→ **Short exercise**:
Gather every line of the entries that includes the word "Paint".

→ **Stored rows**:
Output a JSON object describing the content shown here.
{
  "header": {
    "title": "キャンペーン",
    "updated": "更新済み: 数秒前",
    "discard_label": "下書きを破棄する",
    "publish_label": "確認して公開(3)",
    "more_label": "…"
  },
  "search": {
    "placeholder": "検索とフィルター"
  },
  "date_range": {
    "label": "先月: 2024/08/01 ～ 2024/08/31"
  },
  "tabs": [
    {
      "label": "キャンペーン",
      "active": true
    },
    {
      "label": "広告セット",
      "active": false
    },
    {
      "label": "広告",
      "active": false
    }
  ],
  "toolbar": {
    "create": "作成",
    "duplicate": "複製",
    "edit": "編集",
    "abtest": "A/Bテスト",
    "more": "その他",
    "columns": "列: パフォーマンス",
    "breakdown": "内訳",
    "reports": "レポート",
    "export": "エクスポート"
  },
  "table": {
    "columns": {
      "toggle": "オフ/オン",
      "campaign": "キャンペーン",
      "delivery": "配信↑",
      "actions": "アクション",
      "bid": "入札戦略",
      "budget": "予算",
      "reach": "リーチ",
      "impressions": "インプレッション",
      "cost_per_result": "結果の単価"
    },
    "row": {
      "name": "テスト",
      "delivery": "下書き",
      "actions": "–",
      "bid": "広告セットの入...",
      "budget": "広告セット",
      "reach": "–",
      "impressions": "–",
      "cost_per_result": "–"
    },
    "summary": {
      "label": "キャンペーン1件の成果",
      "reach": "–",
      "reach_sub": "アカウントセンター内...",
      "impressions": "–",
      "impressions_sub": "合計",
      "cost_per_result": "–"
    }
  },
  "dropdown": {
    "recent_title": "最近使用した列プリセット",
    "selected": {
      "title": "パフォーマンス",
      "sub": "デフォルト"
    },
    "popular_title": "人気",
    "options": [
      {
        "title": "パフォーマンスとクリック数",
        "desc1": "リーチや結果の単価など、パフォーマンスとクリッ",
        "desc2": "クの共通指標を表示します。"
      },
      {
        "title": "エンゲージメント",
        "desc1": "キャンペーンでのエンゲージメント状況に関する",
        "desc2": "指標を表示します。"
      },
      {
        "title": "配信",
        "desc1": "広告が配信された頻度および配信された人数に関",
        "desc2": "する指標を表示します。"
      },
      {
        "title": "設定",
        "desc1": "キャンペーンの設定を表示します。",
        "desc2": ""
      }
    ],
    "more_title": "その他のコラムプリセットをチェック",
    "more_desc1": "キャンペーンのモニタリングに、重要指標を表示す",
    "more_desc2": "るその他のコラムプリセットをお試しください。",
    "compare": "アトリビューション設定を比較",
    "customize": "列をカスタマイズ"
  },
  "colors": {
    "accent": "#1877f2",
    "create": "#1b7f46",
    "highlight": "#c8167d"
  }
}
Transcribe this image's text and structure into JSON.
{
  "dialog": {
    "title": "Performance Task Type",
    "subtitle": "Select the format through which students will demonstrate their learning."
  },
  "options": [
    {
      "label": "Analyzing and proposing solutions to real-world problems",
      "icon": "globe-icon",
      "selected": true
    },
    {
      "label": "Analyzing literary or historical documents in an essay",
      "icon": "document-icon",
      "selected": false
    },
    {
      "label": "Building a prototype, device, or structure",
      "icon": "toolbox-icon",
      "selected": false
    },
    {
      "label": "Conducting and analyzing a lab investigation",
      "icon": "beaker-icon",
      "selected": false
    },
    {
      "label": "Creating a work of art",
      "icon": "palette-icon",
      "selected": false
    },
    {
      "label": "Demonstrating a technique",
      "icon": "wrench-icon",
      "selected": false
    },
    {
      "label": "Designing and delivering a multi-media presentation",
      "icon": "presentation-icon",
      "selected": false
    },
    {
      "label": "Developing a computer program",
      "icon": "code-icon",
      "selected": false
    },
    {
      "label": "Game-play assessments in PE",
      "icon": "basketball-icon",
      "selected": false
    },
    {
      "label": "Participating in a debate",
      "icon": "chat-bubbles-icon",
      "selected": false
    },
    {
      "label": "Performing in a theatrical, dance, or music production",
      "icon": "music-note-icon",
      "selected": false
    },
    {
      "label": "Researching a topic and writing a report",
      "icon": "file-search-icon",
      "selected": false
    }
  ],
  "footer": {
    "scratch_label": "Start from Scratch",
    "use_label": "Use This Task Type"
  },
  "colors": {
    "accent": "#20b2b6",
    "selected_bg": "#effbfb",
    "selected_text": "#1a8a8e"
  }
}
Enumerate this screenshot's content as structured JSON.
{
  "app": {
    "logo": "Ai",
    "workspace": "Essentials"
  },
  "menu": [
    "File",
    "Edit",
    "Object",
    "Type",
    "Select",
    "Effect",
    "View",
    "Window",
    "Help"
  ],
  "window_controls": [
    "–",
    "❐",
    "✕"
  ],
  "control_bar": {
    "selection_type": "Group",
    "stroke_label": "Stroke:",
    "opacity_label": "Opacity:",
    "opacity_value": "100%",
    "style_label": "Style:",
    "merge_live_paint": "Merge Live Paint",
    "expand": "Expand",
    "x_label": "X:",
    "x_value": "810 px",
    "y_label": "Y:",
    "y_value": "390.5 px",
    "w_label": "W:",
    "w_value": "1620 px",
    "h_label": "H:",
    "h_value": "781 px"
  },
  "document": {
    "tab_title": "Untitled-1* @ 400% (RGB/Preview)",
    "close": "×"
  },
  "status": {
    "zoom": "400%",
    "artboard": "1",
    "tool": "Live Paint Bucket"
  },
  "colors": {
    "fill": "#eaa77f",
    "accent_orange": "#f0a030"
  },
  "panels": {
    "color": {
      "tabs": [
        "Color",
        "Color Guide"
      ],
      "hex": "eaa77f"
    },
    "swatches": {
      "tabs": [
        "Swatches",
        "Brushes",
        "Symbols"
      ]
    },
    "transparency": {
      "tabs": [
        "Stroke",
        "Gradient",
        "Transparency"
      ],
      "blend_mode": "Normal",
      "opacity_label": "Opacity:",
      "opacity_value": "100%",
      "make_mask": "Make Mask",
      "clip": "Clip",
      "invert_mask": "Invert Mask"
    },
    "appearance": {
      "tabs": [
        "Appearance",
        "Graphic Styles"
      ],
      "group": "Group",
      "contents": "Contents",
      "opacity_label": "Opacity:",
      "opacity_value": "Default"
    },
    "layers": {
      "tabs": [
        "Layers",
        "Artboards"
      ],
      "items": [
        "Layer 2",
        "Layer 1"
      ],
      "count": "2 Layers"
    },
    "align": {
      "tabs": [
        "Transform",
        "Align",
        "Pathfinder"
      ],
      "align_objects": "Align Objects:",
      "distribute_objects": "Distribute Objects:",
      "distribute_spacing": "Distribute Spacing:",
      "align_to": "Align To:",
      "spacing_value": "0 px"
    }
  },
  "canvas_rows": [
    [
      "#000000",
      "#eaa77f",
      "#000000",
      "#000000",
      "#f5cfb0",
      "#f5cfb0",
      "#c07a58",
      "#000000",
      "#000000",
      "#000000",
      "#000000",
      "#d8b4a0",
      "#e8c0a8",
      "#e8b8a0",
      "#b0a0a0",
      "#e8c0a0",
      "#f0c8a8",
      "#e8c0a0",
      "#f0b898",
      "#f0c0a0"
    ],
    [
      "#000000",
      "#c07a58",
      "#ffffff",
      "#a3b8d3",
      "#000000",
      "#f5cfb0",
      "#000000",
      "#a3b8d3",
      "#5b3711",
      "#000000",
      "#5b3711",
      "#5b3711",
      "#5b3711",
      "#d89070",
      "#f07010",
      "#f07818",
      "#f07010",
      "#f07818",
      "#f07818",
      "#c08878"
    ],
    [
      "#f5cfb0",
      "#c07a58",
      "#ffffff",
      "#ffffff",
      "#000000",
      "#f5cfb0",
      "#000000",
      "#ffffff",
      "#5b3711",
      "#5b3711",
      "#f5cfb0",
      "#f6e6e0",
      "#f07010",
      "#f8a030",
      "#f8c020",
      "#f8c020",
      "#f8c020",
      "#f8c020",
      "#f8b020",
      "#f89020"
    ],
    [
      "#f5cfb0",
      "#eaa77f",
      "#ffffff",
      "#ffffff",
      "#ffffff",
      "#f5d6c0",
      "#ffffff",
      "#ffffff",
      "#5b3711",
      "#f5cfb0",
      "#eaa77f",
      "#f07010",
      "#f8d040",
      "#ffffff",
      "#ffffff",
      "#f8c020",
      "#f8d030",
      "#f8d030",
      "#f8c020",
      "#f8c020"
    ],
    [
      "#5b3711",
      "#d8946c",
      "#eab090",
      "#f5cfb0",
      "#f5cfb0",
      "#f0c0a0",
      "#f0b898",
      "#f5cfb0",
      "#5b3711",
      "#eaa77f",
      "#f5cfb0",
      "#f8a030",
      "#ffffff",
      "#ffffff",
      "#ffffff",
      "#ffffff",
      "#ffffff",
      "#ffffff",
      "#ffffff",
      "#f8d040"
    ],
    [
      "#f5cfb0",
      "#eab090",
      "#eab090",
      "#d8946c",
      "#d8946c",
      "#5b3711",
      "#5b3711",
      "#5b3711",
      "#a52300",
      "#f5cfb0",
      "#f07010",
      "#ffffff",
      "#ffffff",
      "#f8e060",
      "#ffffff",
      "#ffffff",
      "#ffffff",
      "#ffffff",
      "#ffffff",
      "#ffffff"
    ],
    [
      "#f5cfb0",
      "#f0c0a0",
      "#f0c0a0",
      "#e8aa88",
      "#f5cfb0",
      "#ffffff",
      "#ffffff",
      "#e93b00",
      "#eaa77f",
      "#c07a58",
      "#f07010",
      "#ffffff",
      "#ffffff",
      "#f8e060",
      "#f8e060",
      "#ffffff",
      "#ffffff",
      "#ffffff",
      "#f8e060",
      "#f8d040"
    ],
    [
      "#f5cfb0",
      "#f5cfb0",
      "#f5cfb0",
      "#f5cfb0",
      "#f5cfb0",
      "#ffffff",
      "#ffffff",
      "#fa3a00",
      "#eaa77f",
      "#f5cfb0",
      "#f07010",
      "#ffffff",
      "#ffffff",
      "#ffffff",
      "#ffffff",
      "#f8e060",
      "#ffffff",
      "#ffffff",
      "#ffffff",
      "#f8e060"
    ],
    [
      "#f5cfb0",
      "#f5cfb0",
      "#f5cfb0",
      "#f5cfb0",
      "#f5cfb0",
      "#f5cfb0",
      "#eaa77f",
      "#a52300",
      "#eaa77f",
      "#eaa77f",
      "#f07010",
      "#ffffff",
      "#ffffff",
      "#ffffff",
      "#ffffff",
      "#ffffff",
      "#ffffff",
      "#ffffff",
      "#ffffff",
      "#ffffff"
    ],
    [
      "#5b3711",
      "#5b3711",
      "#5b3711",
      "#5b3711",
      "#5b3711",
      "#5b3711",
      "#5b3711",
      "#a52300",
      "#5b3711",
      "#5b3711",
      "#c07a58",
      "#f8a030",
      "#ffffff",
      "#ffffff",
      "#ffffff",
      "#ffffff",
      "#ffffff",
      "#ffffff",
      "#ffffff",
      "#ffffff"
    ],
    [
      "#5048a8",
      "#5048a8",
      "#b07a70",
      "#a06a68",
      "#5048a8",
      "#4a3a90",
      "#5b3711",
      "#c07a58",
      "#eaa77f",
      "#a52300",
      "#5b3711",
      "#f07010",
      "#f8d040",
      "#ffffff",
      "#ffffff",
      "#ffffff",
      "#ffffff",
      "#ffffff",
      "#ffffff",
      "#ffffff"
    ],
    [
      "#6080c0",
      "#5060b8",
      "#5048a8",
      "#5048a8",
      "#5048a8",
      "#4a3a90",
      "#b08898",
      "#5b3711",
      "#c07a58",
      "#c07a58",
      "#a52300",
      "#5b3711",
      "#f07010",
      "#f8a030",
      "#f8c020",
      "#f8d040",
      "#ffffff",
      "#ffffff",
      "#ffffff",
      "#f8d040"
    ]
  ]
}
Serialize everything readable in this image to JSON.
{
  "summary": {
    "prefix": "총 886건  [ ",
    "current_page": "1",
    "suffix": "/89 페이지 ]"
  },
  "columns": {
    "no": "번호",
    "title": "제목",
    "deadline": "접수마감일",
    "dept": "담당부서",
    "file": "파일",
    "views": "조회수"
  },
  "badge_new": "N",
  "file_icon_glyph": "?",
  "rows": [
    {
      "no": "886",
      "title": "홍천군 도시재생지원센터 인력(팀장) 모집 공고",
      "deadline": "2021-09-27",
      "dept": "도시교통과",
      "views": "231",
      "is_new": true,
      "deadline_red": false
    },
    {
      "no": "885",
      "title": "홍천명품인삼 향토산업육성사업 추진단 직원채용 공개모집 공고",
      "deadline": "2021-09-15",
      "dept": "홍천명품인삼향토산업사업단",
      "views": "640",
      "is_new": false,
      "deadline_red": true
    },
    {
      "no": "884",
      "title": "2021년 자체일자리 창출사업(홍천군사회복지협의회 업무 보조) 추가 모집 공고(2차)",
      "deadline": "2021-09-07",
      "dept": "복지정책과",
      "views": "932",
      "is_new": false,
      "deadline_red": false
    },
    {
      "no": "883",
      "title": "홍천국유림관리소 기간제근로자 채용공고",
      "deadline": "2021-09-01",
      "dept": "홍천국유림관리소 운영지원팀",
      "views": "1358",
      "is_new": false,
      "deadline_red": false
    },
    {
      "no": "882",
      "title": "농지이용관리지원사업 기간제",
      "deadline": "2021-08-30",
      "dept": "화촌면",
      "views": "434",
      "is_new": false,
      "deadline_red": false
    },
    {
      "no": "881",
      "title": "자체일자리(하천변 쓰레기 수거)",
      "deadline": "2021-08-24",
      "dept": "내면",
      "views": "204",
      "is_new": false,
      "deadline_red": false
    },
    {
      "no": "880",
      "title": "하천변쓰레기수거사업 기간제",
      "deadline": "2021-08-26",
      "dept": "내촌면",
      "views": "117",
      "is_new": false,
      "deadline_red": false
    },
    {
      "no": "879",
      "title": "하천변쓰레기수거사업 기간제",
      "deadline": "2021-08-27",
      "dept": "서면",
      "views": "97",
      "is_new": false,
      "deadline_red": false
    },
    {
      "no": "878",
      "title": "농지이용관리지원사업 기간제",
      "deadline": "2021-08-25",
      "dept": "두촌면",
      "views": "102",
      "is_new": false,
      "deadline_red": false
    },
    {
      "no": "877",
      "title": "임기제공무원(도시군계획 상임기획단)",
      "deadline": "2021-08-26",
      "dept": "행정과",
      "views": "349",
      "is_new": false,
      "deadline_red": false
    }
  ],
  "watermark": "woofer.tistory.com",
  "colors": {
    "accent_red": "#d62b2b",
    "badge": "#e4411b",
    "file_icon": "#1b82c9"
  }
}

→ **Worked answer**:
    "merge_live_paint": "Merge Live Paint",
    "tool": "Live Paint Bucket"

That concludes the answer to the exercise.